━━━ ESTRATTO ━━━
Capire il presente attraverso il passato. È quello che si è sempre tentato, nel corso della storia dell’umanità. I cambiamenti travolgenti degli ultimi decenni hanno impresso una tale accelerazione alla storia che il passato è anche solo quello di 55 anni fa, quando parecchi dei lettori del foglio erano già nati e chi scrive aveva già 18 anni. Le righe che seguono si limitano a considerare solo alcuni aspetti della differenza di sensibilità tra «come eravamo» allora e «come siamo» ora, nel 2009. Le citazioni che seguono provengono tutte da «La Stampa» del 1954. |
Come sopravvivevano gli extratorinesi
3500 abitanti delle “Casermette” (ex-caserma) di Altessano vivevano in condizioni igieniche spaventose, alcuni dalla fine della guerra, altri dal 1947. Otto persone in una stanza. Erano profughi giuliani e tunisini, altri erano emigrati dal Veneto e dal Meridione. La maggior parte era costituita da donne e bambini. Pur non ottenendo residenza legale, prima o poi trovavano un’occupazione. «Le camerate furono negli anni scorsi separate in tanti stanzini, ciascuno dei quali prende aria da una sola apertura. Le prese d’acqua collocate nei cortili sono tanto scarse da costituire spesso oggetto di dispute. Le latrine sono scomparse per il semplice fatto che vennero trasformate in abitazioni. Medesima sorte toccò ai lavatoi. Attualmente gli abitanti utilizzano come pozzi neri le sponde della Stura che scorre nelle vicinanze o riversano i rifiuti negli orti come concime. “Noi donne – ci ha spiegato una giovane madre – non possiamo andare lungo la Stura. Dobbiamo aggiustarci in casa o aspettare il momento in cui si va in fabbrica a lavorare”. In tali condizioni non deve stupire sia stato segnalato un caso di tifo» (19/9).
Clandestini, tornate ai paesi vostri
Più recenti sono gli insediamenti di Corso Polonia. «Dalle Molinette sino al casello del dazio esiste ora un vero e proprio villaggio costruito con ogni genere di rifiuti: vecchie lamiere, latte corrose, tavole tarlate, assi ammuffite, tralicci e cartoni. Manca qualsiasi attrezzatura igienica, mancano le fogne, le latrine, le condutture dell’acqua. In queste condizioni vivono 700 persone. È probabile che si riesca a ottenere un finanziamento statale. Questo aiuto verrebbe però limitato a coloro che hanno la residenza torinese o che comunque possono dimostrare senza incertezze di aver motivi fondati per rimanere nella nostra città. Tutti gli altri, cioè la maggioranza, saranno invitati, appunto in base alle indagini svolte in questi giorni dalla polizia, a ritornare nei loro paesi d’origine» (17/10).
Quali erano i «paesi d’origine»? Profughi giuliani, dall’isola di Cherso. Il sig. Ferrero, con moglie e quattro figli, proveniva da Moretta. Una «tribù siciliana»: marito, moglie, sei figli. Altri erano Veneti o profughi d’Africa. Ma Torino ci faceva una brutta figura: «Vorremmo che da Torino sparisse questo spettacolo indecoroso dal punto di vista estetico, turistico, igienico, sociale. Esteticamente e turisticamente non è un lusinghiero biglietto da visita che alle porte della città viene esibito al visitatore; igienicamente per la mancanza di acqua e di latrine; socialmente, perché una città come Torino non dovrebbe permettere l’esistenza di sistemazioni così precarie e meschine» (22/12).
━━━
CONSEGNE:
1 > Riporta identiche le righe dell'elenco, dalla riga con "taskbar-app-explorer[interactable] xyxy=(652,626,669,643)" fino alla riga con "select-all-checkbox[interactable] xyxy=(58,147,90,157)", entrambe comprese.
2 > Continua l'estratto sulle condizioni di vita degli immigrati a Torino nel 1954, partendo dopo la sua ultima frase.
━━━ DATI ESTRATTI ━━━
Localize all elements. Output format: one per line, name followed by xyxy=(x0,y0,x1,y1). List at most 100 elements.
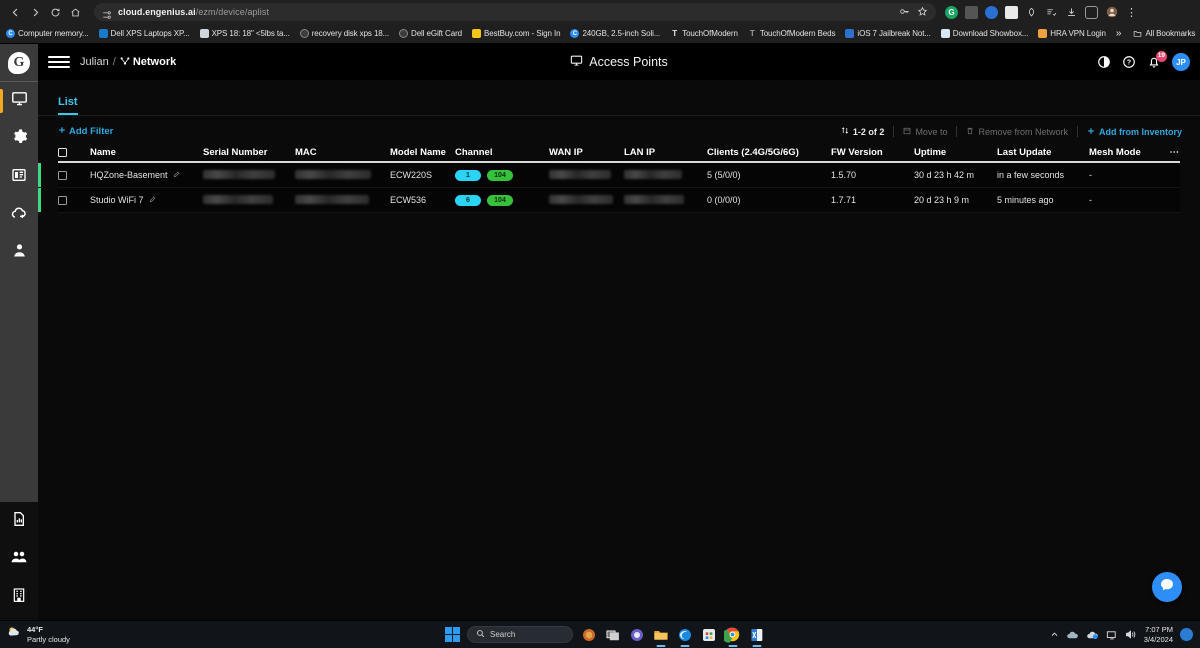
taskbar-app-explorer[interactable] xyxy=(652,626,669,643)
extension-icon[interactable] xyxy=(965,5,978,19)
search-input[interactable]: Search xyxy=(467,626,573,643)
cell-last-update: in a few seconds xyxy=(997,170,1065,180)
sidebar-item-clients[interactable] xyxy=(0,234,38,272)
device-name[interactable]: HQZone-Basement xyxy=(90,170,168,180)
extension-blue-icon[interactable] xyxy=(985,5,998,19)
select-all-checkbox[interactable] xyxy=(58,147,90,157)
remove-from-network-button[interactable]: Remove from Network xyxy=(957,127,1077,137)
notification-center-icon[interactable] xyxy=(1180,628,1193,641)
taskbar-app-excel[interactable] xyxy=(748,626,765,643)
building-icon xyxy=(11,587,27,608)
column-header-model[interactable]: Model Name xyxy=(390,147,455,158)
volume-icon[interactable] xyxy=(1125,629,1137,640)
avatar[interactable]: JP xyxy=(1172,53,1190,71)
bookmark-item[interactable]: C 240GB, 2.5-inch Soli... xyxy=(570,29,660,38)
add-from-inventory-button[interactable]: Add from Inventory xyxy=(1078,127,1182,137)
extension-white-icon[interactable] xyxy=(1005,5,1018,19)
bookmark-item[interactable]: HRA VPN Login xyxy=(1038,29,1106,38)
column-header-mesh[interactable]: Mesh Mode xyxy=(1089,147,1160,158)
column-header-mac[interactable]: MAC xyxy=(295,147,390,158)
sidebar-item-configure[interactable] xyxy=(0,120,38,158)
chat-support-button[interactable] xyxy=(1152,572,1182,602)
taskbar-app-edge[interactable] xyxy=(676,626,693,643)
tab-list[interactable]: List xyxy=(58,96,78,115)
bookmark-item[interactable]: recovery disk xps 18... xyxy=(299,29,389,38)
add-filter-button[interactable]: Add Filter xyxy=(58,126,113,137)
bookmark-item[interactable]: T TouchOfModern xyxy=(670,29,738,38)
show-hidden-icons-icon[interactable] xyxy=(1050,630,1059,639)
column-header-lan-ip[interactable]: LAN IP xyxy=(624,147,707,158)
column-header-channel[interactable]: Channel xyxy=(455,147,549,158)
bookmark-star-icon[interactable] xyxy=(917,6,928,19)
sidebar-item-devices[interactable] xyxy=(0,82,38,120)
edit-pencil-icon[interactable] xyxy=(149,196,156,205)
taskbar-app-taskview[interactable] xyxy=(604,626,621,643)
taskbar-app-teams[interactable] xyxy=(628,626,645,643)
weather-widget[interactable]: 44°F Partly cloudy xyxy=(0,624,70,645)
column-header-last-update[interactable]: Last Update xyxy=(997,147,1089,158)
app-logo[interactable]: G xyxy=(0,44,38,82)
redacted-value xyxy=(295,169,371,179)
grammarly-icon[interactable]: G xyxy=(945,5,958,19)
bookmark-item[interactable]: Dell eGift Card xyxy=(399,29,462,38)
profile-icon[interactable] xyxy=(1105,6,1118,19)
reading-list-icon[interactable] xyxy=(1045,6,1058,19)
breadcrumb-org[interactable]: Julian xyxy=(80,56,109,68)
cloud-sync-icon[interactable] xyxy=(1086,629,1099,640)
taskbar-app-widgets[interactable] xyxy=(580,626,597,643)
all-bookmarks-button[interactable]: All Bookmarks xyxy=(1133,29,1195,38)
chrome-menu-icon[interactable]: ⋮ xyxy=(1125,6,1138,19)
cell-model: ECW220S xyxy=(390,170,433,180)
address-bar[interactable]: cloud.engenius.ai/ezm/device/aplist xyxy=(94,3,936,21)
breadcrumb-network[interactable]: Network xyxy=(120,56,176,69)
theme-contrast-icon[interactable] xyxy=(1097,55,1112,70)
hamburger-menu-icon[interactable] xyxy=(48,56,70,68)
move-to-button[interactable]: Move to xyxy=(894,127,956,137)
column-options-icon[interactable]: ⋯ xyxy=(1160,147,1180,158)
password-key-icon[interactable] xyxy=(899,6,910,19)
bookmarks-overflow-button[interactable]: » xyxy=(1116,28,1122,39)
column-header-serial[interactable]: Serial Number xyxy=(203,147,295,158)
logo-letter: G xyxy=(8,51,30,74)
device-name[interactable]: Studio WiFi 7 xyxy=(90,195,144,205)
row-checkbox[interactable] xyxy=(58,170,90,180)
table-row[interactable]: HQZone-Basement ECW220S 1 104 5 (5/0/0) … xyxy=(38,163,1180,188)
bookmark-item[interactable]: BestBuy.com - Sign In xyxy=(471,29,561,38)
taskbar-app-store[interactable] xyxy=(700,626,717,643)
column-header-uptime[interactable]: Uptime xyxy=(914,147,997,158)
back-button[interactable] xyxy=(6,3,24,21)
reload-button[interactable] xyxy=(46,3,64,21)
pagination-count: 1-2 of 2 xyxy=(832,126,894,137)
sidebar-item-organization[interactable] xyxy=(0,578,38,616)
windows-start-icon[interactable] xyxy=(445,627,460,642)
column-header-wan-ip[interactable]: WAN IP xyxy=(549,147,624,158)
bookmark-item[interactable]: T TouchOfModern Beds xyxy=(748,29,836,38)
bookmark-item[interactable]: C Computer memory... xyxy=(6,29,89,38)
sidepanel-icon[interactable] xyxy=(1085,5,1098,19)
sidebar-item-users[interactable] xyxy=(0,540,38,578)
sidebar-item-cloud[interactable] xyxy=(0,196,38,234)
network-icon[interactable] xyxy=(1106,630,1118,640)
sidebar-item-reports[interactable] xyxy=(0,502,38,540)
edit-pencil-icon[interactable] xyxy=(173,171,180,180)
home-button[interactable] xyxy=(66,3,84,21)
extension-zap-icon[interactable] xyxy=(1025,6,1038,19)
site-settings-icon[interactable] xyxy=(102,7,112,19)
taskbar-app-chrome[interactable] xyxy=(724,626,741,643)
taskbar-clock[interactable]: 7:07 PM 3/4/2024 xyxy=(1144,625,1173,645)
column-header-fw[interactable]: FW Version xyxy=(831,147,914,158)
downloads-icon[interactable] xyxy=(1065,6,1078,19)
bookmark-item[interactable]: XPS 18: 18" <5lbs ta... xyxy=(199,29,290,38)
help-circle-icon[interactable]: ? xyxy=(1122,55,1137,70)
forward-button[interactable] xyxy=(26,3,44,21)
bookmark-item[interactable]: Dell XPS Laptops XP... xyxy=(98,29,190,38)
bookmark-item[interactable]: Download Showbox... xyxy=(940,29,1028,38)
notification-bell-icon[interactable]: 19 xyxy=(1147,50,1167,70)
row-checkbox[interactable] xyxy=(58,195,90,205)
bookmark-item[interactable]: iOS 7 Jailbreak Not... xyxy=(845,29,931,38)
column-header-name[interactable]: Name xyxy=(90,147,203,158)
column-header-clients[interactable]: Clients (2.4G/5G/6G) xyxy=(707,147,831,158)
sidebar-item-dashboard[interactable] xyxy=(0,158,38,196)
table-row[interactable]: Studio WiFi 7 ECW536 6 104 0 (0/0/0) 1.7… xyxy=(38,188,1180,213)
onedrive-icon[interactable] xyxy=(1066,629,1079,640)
━━━
RISPOSTE DELL'ESERCIZIO:
1 >
taskbar-app-explorer[interactable] xyxy=(652,626,669,643)
extension-icon[interactable] xyxy=(965,5,978,19)
search-input[interactable]: Search xyxy=(467,626,573,643)
cell-last-update: in a few seconds xyxy=(997,170,1065,180)
sidebar-item-clients[interactable] xyxy=(0,234,38,272)
device-name[interactable]: HQZone-Basement xyxy=(90,170,168,180)
extension-blue-icon[interactable] xyxy=(985,5,998,19)
select-all-checkbox[interactable] xyxy=(58,147,90,157)

2 >
Casi isolati e povertà di massa
Che facevamo noi, bravi cattolici? Naturalmente parlo della mia esperienza che non è detto sia stata l’esperienza di tutti. Negli anni Cinquanta ci si occupava dei poveri principalmente attraverso la San Vincenzo. Si trattava di casi isolati: persone sole, famiglie in difficoltà. In seguito veniva assistito anche qualche barbone. Queste attività erano senz’altro positive. Tuttavia la povertà di massa, quella di Altessano e di corso Polonia, veniva ignorata. Eppure i giornali ne parlavano. Forse questi problemi ci apparivano troppo complessi. Non abbiamo partecipato a manifestazioni sotto il municipio. Non abbiamo visitato le baracche e le casermette per esprimere solidarietà. Non abbiamo protestato contro la prospettiva di rimandare al paese d’origine la gente in estrema miseria.
Eppure eravamo visti come «bravi ragazzi», magari troppo esposti ai pericoli del sesso! «I giovani d’oggi arrivano all’intimità rapidamente, prima di conquistarsi. La tendenza alla libertà sessuale, a mandare Amore in soffitta e a sostituirlo col Sesso, sta guadagnando sempre più terreno tra la nostra gioventù. Una volta di una donna si ammirava la grazia. Oggi si vuole che sia sexy. Ecco la parola del secolo. I concorsi delle varie miss, con esposizione di “carne da cinema”, sono un indice abbastanza chiaro di ciò che si vuole dalla donna moderna» (4/5). E questo nel Cinquantaquattro, su un giornale “laico” come «La Stampa».
Pochi anni dopo, lo scenario cambia. Negli anni Sessanta si portava la solidarietà nei ghetti dei meridionali, si protestava, si voleva la «Chiesa dei Poveri» Questo grazie ad una sensibilità più matura, grazie al Concilio, grazie alla spinta del tanto vituperato Sessantotto! Avevamo scoperto che la morale era soprattutto giustizia, non sessuofobia!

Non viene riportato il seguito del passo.